[Exercise task]
Copy out each line containing "tutte" from the entries below.

[Material shown]
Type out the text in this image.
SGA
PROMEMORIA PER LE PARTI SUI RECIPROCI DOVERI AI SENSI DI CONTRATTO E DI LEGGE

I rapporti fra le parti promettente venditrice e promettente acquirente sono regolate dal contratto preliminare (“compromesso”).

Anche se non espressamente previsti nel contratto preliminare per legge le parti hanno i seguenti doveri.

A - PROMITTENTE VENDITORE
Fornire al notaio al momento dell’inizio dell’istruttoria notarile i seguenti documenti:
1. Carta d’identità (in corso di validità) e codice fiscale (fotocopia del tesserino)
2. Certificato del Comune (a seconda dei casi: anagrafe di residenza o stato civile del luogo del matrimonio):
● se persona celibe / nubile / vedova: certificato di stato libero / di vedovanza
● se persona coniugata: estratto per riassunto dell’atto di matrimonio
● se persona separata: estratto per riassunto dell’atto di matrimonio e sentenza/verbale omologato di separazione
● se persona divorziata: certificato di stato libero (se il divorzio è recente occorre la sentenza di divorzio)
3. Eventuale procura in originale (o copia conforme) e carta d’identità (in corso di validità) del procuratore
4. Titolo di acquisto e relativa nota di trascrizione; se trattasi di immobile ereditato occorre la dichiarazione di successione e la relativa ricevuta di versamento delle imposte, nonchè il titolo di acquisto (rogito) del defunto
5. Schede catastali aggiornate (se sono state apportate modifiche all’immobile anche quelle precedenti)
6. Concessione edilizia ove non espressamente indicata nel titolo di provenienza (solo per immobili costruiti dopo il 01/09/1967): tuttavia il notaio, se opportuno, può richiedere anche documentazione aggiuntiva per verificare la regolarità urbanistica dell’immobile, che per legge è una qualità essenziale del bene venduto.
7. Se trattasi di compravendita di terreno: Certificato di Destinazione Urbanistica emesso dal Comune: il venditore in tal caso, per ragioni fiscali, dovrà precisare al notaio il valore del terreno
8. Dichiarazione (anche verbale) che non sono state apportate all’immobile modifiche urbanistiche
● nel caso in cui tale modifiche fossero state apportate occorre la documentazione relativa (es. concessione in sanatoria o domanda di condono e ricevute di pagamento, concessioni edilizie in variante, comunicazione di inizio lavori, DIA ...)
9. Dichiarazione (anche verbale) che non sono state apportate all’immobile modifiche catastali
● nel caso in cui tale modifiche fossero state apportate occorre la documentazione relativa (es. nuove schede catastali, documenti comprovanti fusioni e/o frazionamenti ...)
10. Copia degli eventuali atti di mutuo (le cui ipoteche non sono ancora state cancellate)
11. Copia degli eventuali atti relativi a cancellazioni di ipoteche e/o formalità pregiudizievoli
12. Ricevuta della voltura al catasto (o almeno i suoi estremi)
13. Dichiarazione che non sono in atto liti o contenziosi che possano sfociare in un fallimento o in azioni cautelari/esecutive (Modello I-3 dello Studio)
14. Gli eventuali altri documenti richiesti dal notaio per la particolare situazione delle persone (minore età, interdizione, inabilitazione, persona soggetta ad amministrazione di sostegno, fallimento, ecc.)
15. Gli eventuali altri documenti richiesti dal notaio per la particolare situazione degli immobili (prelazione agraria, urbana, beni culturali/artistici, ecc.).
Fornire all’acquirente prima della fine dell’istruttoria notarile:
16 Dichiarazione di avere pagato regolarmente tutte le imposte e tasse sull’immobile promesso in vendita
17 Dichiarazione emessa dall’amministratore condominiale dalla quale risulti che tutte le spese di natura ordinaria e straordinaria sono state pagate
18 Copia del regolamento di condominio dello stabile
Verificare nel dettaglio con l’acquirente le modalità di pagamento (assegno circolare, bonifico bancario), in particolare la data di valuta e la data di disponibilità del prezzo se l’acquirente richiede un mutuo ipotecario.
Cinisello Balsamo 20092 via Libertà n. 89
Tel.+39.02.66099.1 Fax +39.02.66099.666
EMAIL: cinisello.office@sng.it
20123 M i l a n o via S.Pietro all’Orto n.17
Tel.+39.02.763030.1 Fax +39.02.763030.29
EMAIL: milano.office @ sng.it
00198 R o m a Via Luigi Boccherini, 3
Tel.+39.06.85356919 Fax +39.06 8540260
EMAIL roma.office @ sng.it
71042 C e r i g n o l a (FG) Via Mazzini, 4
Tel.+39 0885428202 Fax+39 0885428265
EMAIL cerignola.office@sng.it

[Result for this task]
16 Dichiarazione di avere pagato regolarmente tutte le imposte e tasse sull’immobile promesso in vendita
17 Dichiarazione emessa dall’amministratore condominiale dalla quale risulti che tutte le spese di natura ordinaria e straordinaria sono state pagate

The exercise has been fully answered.